====== DATA SECTION ======

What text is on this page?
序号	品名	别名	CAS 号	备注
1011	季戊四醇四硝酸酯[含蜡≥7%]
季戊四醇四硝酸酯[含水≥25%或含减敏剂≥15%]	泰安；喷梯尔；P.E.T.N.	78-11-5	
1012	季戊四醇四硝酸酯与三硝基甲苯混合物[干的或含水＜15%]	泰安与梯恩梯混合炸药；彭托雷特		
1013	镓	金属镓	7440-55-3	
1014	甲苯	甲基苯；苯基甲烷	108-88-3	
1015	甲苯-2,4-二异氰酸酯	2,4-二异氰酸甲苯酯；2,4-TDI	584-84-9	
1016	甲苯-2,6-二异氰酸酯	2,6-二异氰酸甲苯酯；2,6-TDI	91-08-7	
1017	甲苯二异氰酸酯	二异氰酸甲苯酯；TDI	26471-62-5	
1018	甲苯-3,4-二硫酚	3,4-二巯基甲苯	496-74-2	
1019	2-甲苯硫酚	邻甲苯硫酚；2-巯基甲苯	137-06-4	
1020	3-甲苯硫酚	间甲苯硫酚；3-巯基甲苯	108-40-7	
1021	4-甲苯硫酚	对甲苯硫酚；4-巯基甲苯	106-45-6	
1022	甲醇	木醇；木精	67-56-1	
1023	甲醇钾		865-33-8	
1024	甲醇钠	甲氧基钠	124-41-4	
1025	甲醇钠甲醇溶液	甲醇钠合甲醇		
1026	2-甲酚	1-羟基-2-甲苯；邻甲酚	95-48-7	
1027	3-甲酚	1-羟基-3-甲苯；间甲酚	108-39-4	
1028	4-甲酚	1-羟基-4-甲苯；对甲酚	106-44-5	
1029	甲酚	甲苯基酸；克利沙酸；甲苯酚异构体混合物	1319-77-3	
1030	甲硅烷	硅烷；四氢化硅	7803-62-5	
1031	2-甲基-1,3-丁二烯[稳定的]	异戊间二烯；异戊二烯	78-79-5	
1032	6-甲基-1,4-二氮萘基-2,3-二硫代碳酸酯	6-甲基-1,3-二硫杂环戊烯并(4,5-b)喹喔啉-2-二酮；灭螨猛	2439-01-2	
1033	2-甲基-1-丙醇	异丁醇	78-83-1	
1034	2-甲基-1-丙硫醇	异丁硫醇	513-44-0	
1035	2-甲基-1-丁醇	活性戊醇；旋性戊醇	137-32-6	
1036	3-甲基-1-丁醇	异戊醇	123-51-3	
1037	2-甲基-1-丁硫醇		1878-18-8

======

* EXERCISE BRIEF: Return all of the data exactly as it reads.

* WORKED SOLUTION:
What text is on this page?
序号	品名	别名	CAS 号	备注
1011	季戊四醇四硝酸酯[含蜡≥7%]
季戊四醇四硝酸酯[含水≥25%或含减敏剂≥15%]	泰安；喷梯尔；P.E.T.N.	78-11-5	
1012	季戊四醇四硝酸酯与三硝基甲苯混合物[干的或含水＜15%]	泰安与梯恩梯混合炸药；彭托雷特		
1013	镓	金属镓	7440-55-3	
1014	甲苯	甲基苯；苯基甲烷	108-88-3	
1015	甲苯-2,4-二异氰酸酯	2,4-二异氰酸甲苯酯；2,4-TDI	584-84-9	
1016	甲苯-2,6-二异氰酸酯	2,6-二异氰酸甲苯酯；2,6-TDI	91-08-7	
1017	甲苯二异氰酸酯	二异氰酸甲苯酯；TDI	26471-62-5	
1018	甲苯-3,4-二硫酚	3,4-二巯基甲苯	496-74-2	
1019	2-甲苯硫酚	邻甲苯硫酚；2-巯基甲苯	137-06-4	
1020	3-甲苯硫酚	间甲苯硫酚；3-巯基甲苯	108-40-7	
1021	4-甲苯硫酚	对甲苯硫酚；4-巯基甲苯	106-45-6	
1022	甲醇	木醇；木精	67-56-1	
1023	甲醇钾		865-33-8	
1024	甲醇钠	甲氧基钠	124-41-4	
1025	甲醇钠甲醇溶液	甲醇钠合甲醇		
1026	2-甲酚	1-羟基-2-甲苯；邻甲酚	95-48-7	
1027	3-甲酚	1-羟基-3-甲苯；间甲酚	108-39-4	
1028	4-甲酚	1-羟基-4-甲苯；对甲酚	106-44-5	
1029	甲酚	甲苯基酸；克利沙酸；甲苯酚异构体混合物	1319-77-3	
1030	甲硅烷	硅烷；四氢化硅	7803-62-5	
1031	2-甲基-1,3-丁二烯[稳定的]	异戊间二烯；异戊二烯	78-79-5	
1032	6-甲基-1,4-二氮萘基-2,3-二硫代碳酸酯	6-甲基-1,3-二硫杂环戊烯并(4,5-b)喹喔啉-2-二酮；灭螨猛	2439-01-2	
1033	2-甲基-1-丙醇	异丁醇	78-83-1	
1034	2-甲基-1-丙硫醇	异丁硫醇	513-44-0	
1035	2-甲基-1-丁醇	活性戊醇；旋性戊醇	137-32-6	
1036	3-甲基-1-丁醇	异戊醇	123-51-3	
1037	2-甲基-1-丁硫醇		1878-18-8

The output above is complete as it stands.